Description of the task: State how many lines of the entries hold the string "annual", and nothing more.

Records to use:

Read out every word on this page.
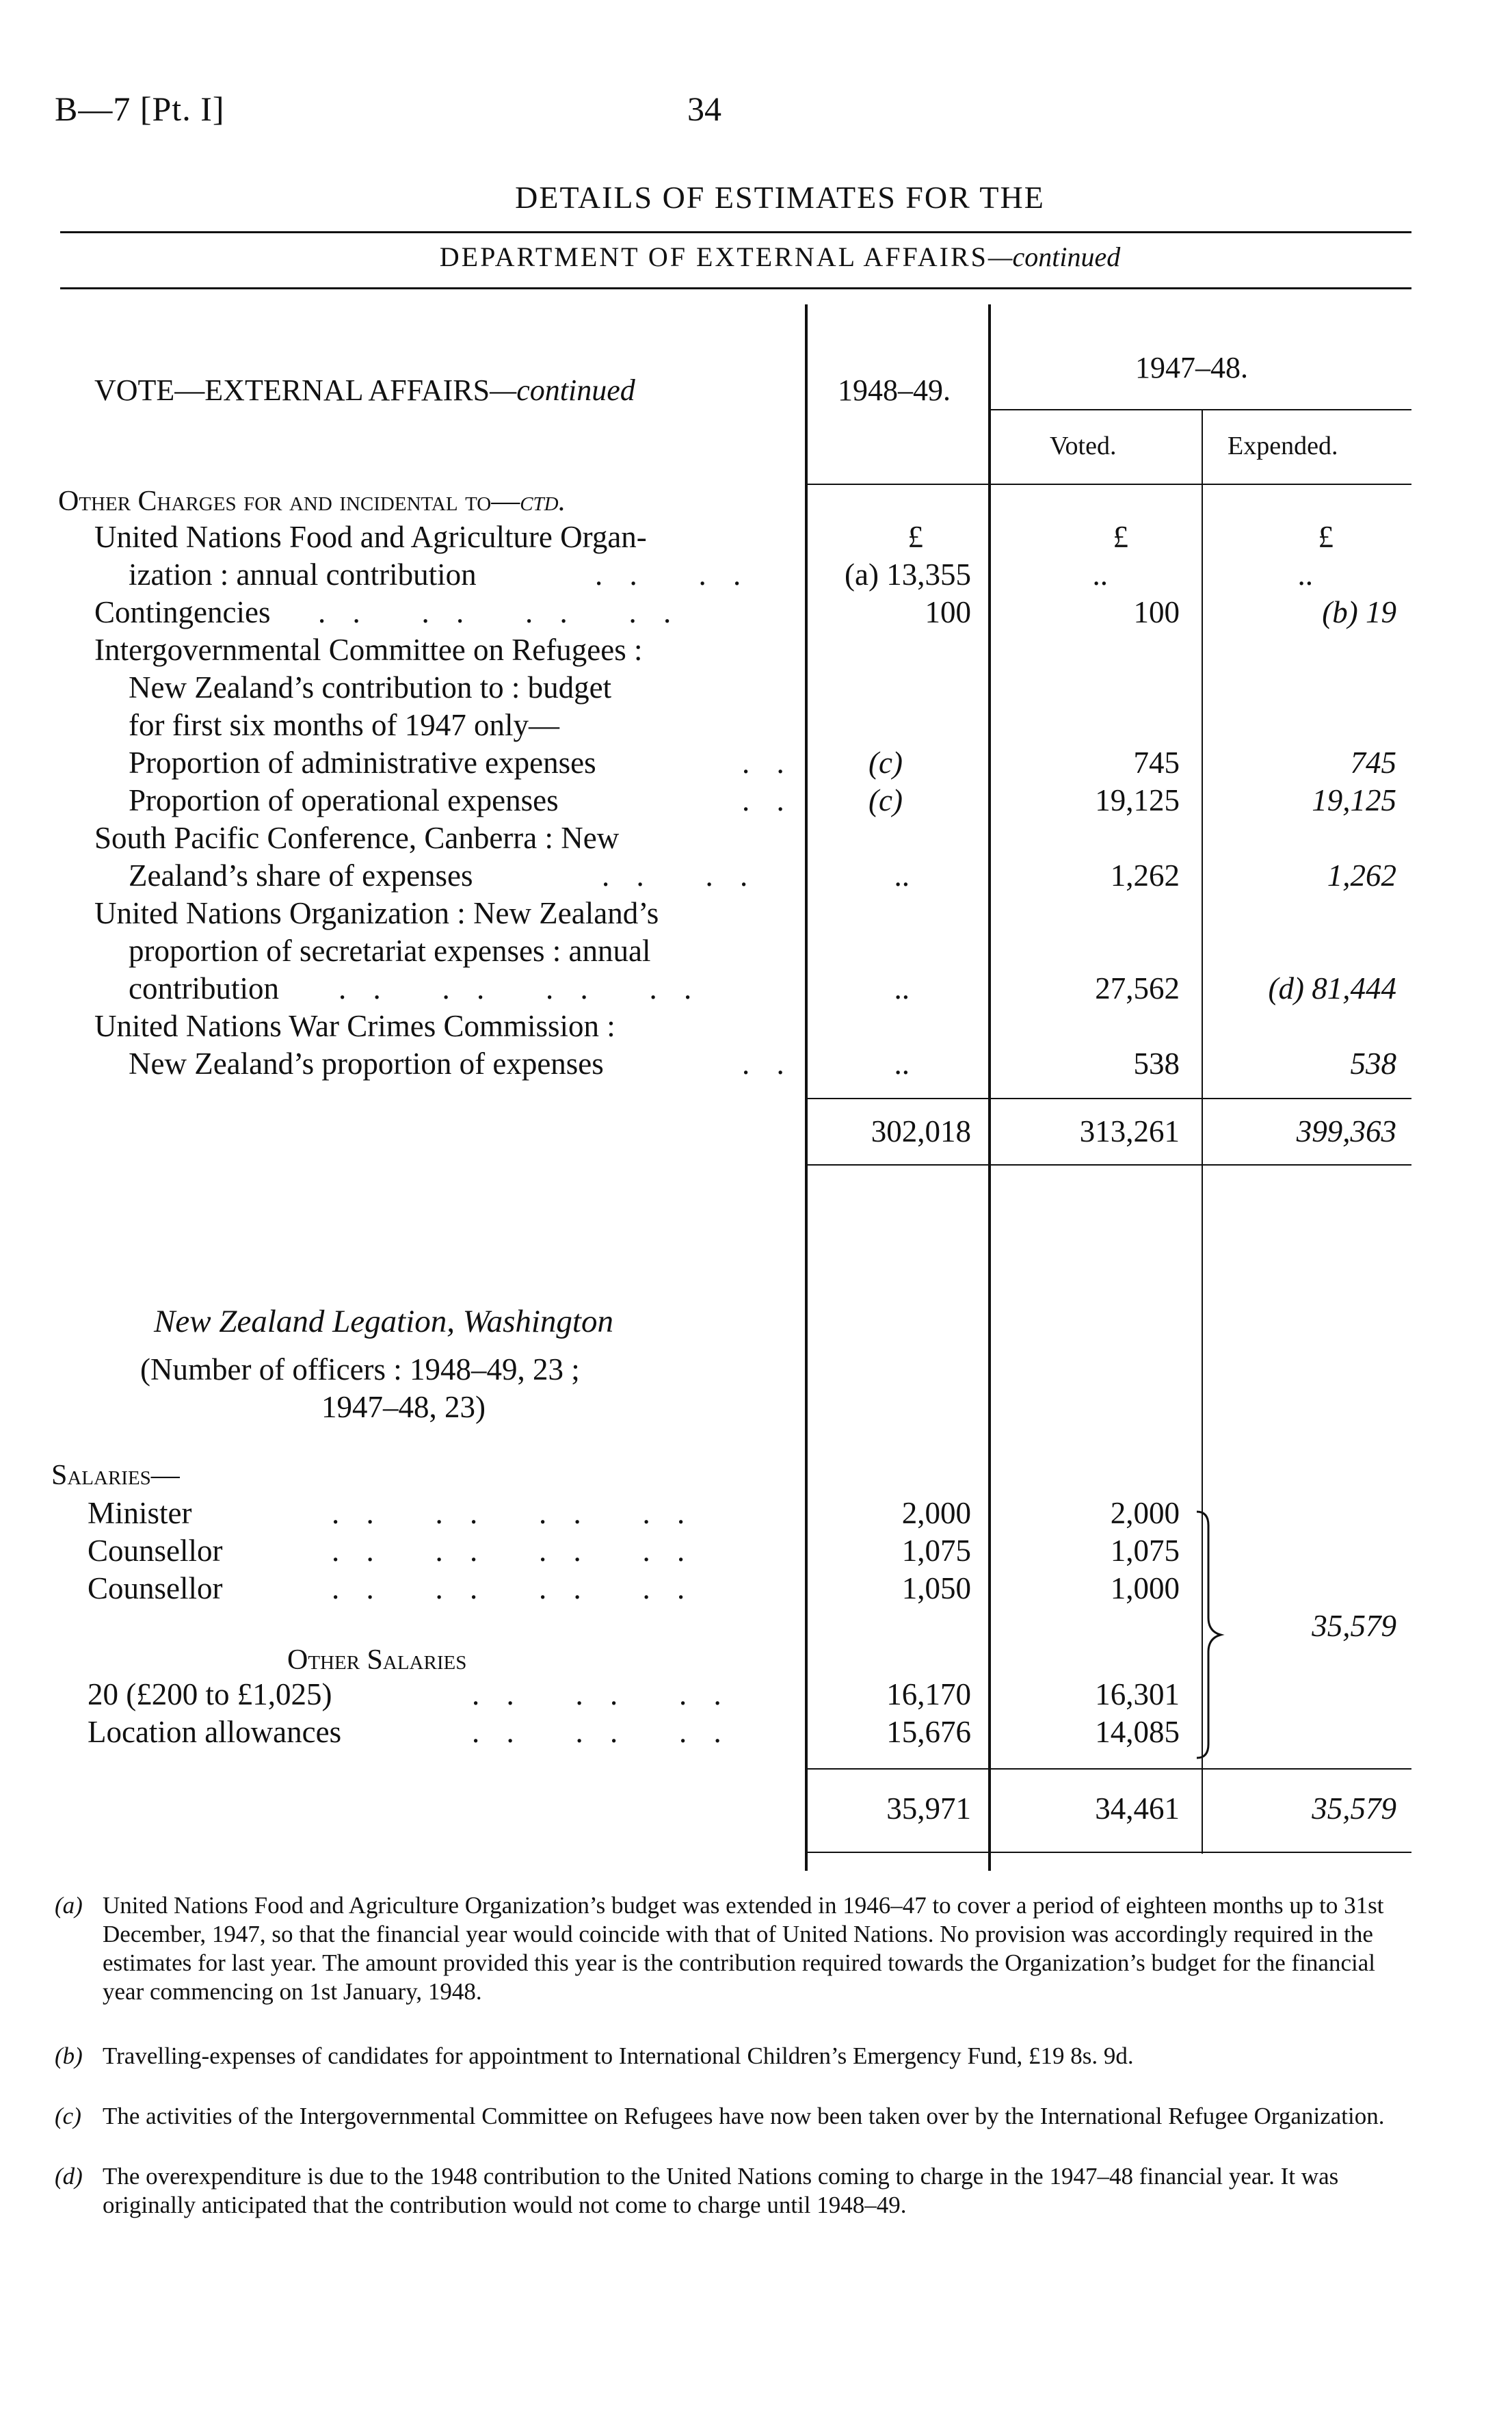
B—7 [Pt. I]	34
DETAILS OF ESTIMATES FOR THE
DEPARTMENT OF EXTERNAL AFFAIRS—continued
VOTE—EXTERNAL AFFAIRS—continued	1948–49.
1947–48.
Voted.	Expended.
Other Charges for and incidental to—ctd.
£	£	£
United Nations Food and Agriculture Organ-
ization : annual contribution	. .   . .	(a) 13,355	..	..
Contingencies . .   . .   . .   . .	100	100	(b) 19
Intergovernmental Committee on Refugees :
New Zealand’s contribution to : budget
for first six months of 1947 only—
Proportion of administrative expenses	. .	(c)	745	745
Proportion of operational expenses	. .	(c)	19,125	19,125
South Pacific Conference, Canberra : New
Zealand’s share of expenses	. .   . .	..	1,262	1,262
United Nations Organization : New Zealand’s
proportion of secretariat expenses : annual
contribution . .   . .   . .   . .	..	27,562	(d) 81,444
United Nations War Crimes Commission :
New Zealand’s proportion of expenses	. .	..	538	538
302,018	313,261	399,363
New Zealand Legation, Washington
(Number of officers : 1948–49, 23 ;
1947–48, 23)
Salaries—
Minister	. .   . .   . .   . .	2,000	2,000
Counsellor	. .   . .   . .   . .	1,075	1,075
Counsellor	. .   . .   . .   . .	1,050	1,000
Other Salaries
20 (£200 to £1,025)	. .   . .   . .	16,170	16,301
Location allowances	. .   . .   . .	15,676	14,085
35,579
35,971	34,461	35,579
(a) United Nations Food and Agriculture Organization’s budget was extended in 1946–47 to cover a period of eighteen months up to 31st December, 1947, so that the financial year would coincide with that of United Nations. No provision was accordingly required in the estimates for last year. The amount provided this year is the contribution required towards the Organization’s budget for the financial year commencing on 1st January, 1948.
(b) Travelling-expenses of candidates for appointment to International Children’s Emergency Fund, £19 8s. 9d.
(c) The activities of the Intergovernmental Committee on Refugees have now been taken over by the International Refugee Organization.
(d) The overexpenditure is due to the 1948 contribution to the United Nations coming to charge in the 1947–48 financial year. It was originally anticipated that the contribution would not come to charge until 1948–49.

==

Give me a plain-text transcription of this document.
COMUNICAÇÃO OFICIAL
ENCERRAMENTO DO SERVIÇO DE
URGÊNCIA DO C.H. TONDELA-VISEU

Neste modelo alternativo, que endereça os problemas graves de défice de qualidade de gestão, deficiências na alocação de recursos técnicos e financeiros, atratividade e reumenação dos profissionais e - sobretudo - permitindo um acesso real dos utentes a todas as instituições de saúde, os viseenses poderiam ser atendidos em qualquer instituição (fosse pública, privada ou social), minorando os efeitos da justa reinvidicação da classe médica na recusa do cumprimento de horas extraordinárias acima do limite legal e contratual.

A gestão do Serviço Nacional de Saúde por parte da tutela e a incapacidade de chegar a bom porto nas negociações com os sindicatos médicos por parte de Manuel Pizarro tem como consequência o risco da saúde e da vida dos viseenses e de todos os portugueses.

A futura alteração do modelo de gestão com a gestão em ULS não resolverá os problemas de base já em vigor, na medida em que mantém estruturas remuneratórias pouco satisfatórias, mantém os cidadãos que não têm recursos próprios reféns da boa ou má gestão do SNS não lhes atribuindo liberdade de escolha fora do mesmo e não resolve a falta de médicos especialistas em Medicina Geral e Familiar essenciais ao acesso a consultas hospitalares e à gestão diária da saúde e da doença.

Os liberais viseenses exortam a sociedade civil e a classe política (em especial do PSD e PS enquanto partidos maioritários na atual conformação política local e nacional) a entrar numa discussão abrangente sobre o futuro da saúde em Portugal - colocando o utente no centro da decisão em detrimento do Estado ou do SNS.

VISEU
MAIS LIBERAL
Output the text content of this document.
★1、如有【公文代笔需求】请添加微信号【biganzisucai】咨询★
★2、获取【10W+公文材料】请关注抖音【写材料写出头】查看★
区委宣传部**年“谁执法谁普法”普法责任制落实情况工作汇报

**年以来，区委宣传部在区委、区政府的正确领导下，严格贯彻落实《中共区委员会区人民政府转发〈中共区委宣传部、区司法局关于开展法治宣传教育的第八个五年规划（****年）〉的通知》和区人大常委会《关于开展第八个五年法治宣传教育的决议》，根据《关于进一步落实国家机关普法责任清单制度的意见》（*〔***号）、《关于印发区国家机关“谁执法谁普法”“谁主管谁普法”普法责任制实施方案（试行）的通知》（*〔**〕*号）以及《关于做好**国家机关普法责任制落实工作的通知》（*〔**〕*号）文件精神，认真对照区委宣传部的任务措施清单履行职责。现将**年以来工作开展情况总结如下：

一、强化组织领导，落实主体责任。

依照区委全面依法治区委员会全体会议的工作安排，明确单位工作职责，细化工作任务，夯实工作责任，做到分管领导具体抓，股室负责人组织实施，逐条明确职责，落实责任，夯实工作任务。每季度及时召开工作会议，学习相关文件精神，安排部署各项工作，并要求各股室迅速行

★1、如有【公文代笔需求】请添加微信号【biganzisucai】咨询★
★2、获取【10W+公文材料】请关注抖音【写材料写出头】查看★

Solution for this exercise: 2